─── Rows ───

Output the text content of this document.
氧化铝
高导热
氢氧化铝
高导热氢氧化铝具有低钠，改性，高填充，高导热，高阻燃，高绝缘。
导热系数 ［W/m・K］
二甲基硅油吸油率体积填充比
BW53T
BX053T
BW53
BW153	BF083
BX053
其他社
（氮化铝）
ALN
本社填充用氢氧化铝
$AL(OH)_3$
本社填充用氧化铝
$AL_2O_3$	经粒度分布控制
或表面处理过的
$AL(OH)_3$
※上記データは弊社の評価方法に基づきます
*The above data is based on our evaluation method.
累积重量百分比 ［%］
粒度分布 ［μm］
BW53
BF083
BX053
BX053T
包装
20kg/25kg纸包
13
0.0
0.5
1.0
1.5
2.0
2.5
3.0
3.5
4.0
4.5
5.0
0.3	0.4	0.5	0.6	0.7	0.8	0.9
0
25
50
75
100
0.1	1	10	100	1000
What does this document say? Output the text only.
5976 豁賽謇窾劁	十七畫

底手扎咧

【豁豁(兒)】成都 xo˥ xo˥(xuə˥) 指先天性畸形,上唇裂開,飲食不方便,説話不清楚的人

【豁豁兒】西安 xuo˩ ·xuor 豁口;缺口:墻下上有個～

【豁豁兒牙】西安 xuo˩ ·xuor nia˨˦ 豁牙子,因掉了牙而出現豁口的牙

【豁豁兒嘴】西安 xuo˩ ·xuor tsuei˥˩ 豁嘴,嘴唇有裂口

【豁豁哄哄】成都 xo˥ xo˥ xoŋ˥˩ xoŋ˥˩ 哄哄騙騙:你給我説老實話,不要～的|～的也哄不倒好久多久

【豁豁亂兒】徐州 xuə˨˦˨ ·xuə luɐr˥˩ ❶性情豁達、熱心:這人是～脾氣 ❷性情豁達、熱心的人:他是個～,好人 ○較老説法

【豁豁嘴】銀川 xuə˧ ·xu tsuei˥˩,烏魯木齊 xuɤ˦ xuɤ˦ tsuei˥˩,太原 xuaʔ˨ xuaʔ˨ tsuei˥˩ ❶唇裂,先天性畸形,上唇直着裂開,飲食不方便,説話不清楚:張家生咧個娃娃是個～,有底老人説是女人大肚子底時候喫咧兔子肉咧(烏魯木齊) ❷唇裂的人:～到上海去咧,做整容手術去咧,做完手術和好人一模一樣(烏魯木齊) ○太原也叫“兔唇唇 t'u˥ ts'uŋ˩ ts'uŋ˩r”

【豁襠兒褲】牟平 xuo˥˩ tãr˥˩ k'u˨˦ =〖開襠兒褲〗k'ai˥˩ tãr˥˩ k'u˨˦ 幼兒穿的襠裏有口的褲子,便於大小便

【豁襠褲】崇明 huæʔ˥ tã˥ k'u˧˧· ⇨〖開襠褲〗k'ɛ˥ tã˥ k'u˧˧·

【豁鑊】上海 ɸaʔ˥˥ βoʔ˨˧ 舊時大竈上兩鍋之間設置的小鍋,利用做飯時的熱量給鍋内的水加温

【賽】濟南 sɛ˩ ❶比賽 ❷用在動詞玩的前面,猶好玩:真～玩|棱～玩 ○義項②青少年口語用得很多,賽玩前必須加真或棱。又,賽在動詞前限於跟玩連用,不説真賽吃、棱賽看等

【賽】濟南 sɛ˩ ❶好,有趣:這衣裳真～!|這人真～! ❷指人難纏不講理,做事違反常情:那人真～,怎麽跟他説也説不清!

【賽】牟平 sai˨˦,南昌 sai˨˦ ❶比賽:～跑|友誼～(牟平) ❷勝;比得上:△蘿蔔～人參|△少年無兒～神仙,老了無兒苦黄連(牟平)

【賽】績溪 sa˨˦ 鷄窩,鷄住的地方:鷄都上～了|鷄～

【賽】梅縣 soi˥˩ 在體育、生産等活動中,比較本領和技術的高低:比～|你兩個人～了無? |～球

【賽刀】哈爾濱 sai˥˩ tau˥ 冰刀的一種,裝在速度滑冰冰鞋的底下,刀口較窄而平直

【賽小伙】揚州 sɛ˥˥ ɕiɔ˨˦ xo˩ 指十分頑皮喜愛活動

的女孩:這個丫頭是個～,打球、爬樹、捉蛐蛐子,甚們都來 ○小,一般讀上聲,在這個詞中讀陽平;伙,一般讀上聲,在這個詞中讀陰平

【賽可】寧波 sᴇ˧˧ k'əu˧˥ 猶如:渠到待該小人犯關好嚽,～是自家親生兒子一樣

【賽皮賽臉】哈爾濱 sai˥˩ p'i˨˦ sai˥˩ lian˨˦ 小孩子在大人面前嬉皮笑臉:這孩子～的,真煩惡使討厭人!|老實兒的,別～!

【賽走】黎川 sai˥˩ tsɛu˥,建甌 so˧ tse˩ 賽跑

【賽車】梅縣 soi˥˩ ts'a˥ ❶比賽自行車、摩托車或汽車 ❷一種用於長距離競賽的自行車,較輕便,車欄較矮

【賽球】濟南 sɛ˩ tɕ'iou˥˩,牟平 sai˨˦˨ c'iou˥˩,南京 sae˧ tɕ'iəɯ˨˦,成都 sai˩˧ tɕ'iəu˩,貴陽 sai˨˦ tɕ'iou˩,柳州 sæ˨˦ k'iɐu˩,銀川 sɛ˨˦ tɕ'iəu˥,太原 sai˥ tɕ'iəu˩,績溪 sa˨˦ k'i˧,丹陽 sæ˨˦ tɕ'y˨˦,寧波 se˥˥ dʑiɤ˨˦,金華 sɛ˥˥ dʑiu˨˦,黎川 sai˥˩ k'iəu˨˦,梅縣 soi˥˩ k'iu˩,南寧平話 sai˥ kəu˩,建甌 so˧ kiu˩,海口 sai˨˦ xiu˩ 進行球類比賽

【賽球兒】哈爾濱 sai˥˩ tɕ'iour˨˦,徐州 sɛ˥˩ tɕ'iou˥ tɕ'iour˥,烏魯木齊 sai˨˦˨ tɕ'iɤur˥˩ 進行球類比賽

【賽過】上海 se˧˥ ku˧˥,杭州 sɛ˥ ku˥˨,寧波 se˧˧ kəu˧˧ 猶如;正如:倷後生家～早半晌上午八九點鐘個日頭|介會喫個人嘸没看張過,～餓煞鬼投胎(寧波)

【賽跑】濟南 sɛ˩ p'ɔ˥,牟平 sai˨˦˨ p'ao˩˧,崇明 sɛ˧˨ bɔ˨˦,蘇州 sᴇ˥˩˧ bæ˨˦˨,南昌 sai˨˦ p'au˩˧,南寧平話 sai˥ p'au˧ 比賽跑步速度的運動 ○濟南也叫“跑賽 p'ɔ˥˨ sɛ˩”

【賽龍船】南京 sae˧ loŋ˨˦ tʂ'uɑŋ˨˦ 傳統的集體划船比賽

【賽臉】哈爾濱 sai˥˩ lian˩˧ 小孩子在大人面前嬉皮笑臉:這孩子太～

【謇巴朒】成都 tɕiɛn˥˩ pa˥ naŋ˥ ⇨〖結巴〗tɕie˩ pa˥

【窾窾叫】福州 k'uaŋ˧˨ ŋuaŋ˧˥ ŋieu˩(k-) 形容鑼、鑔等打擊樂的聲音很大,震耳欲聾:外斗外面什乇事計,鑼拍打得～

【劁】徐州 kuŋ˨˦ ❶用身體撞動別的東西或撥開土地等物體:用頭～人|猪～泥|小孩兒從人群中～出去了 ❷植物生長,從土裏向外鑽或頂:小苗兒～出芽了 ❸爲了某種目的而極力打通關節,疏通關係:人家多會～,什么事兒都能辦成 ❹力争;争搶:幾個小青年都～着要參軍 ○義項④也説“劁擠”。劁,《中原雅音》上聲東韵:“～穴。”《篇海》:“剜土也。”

───

From the listing above, extract all records word for word.

Exercise solution:
Output the text content of this document.
氧化铝
高导热
氢氧化铝
高导热氢氧化铝具有低钠，改性，高填充，高导热，高阻燃，高绝缘。
导热系数 ［W/m・K］
二甲基硅油吸油率体积填充比
BW53T
BX053T
BW53
BW153	BF083
BX053
其他社
（氮化铝）
ALN
本社填充用氢氧化铝
$AL(OH)_3$
本社填充用氧化铝
$AL_2O_3$	经粒度分布控制
或表面处理过的
$AL(OH)_3$
※上記データは弊社の評価方法に基づきます
*The above data is based on our evaluation method.
累积重量百分比 ［%］
粒度分布 ［μm］
BW53
BF083
BX053
BX053T
包装
20kg/25kg纸包
13
0.0
0.5
1.0
1.5
2.0
2.5
3.0
3.5
4.0
4.5
5.0
0.3	0.4	0.5	0.6	0.7	0.8	0.9
0
25
50
75
100
0.1	1	10	100	1000
What does this document say? Output the text only.
5976 豁賽謇窾劁	十七畫

底手扎咧

【豁豁(兒)】成都 xo˥ xo˥(xuə˥) 指先天性畸形,上唇裂開,飲食不方便,説話不清楚的人

【豁豁兒】西安 xuo˩ ·xuor 豁口;缺口:墻下上有個～

【豁豁兒牙】西安 xuo˩ ·xuor nia˨˦ 豁牙子,因掉了牙而出現豁口的牙

【豁豁兒嘴】西安 xuo˩ ·xuor tsuei˥˩ 豁嘴,嘴唇有裂口

【豁豁哄哄】成都 xo˥ xo˥ xoŋ˥˩ xoŋ˥˩ 哄哄騙騙:你給我説老實話,不要～的|～的也哄不倒好久多久

【豁豁亂兒】徐州 xuə˨˦˨ ·xuə luɐr˥˩ ❶性情豁達、熱心:這人是～脾氣 ❷性情豁達、熱心的人:他是個～,好人 ○較老説法

【豁豁嘴】銀川 xuə˧ ·xu tsuei˥˩,烏魯木齊 xuɤ˦ xuɤ˦ tsuei˥˩,太原 xuaʔ˨ xuaʔ˨ tsuei˥˩ ❶唇裂,先天性畸形,上唇直着裂開,飲食不方便,説話不清楚:張家生咧個娃娃是個～,有底老人説是女人大肚子底時候喫咧兔子肉咧(烏魯木齊) ❷唇裂的人:～到上海去咧,做整容手術去咧,做完手術和好人一模一樣(烏魯木齊) ○太原也叫“兔唇唇 t'u˥ ts'uŋ˩ ts'uŋ˩r”

【豁襠兒褲】牟平 xuo˥˩ tãr˥˩ k'u˨˦ =〖開襠兒褲〗k'ai˥˩ tãr˥˩ k'u˨˦ 幼兒穿的襠裏有口的褲子,便於大小便

【豁襠褲】崇明 huæʔ˥ tã˥ k'u˧˧· ⇨〖開襠褲〗k'ɛ˥ tã˥ k'u˧˧·

【豁鑊】上海 ɸaʔ˥˥ βoʔ˨˧ 舊時大竈上兩鍋之間設置的小鍋,利用做飯時的熱量給鍋内的水加温

【賽】濟南 sɛ˩ ❶比賽 ❷用在動詞玩的前面,猶好玩:真～玩|棱～玩 ○義項②青少年口語用得很多,賽玩前必須加真或棱。又,賽在動詞前限於跟玩連用,不説真賽吃、棱賽看等

【賽】濟南 sɛ˩ ❶好,有趣:這衣裳真～!|這人真～! ❷指人難纏不講理,做事違反常情:那人真～,怎麽跟他説也説不清!

【賽】牟平 sai˨˦,南昌 sai˨˦ ❶比賽:～跑|友誼～(牟平) ❷勝;比得上:△蘿蔔～人參|△少年無兒～神仙,老了無兒苦黄連(牟平)

【賽】績溪 sa˨˦ 鷄窩,鷄住的地方:鷄都上～了|鷄～

【賽】梅縣 soi˥˩ 在體育、生産等活動中,比較本領和技術的高低:比～|你兩個人～了無? |～球

【賽刀】哈爾濱 sai˥˩ tau˥ 冰刀的一種,裝在速度滑冰冰鞋的底下,刀口較窄而平直

【賽小伙】揚州 sɛ˥˥ ɕiɔ˨˦ xo˩ 指十分頑皮喜愛活動

的女孩:這個丫頭是個～,打球、爬樹、捉蛐蛐子,甚們都來 ○小,一般讀上聲,在這個詞中讀陽平;伙,一般讀上聲,在這個詞中讀陰平

【賽可】寧波 sᴇ˧˧ k'əu˧˥ 猶如:渠到待該小人犯關好嚽,～是自家親生兒子一樣

【賽皮賽臉】哈爾濱 sai˥˩ p'i˨˦ sai˥˩ lian˨˦ 小孩子在大人面前嬉皮笑臉:這孩子～的,真煩惡使討厭人!|老實兒的,別～!

【賽走】黎川 sai˥˩ tsɛu˥,建甌 so˧ tse˩ 賽跑

【賽車】梅縣 soi˥˩ ts'a˥ ❶比賽自行車、摩托車或汽車 ❷一種用於長距離競賽的自行車,較輕便,車欄較矮

【賽球】濟南 sɛ˩ tɕ'iou˥˩,牟平 sai˨˦˨ c'iou˥˩,南京 sae˧ tɕ'iəɯ˨˦,成都 sai˩˧ tɕ'iəu˩,貴陽 sai˨˦ tɕ'iou˩,柳州 sæ˨˦ k'iɐu˩,銀川 sɛ˨˦ tɕ'iəu˥,太原 sai˥ tɕ'iəu˩,績溪 sa˨˦ k'i˧,丹陽 sæ˨˦ tɕ'y˨˦,寧波 se˥˥ dʑiɤ˨˦,金華 sɛ˥˥ dʑiu˨˦,黎川 sai˥˩ k'iəu˨˦,梅縣 soi˥˩ k'iu˩,南寧平話 sai˥ kəu˩,建甌 so˧ kiu˩,海口 sai˨˦ xiu˩ 進行球類比賽

【賽球兒】哈爾濱 sai˥˩ tɕ'iour˨˦,徐州 sɛ˥˩ tɕ'iou˥ tɕ'iour˥,烏魯木齊 sai˨˦˨ tɕ'iɤur˥˩ 進行球類比賽

【賽過】上海 se˧˥ ku˧˥,杭州 sɛ˥ ku˥˨,寧波 se˧˧ kəu˧˧ 猶如;正如:倷後生家～早半晌上午八九點鐘個日頭|介會喫個人嘸没看張過,～餓煞鬼投胎(寧波)

【賽跑】濟南 sɛ˩ p'ɔ˥,牟平 sai˨˦˨ p'ao˩˧,崇明 sɛ˧˨ bɔ˨˦,蘇州 sᴇ˥˩˧ bæ˨˦˨,南昌 sai˨˦ p'au˩˧,南寧平話 sai˥ p'au˧ 比賽跑步速度的運動 ○濟南也叫“跑賽 p'ɔ˥˨ sɛ˩”

【賽龍船】南京 sae˧ loŋ˨˦ tʂ'uɑŋ˨˦ 傳統的集體划船比賽

【賽臉】哈爾濱 sai˥˩ lian˩˧ 小孩子在大人面前嬉皮笑臉:這孩子太～

【謇巴朒】成都 tɕiɛn˥˩ pa˥ naŋ˥ ⇨〖結巴〗tɕie˩ pa˥

【窾窾叫】福州 k'uaŋ˧˨ ŋuaŋ˧˥ ŋieu˩(k-) 形容鑼、鑔等打擊樂的聲音很大,震耳欲聾:外斗外面什乇事計,鑼拍打得～

【劁】徐州 kuŋ˨˦ ❶用身體撞動別的東西或撥開土地等物體:用頭～人|猪～泥|小孩兒從人群中～出去了 ❷植物生長,從土裏向外鑽或頂:小苗兒～出芽了 ❸爲了某種目的而極力打通關節,疏通關係:人家多會～,什么事兒都能辦成 ❹力争;争搶:幾個小青年都～着要參軍 ○義項④也説“劁擠”。劁,《中原雅音》上聲東韵:“～穴。”《篇海》:“剜土也。”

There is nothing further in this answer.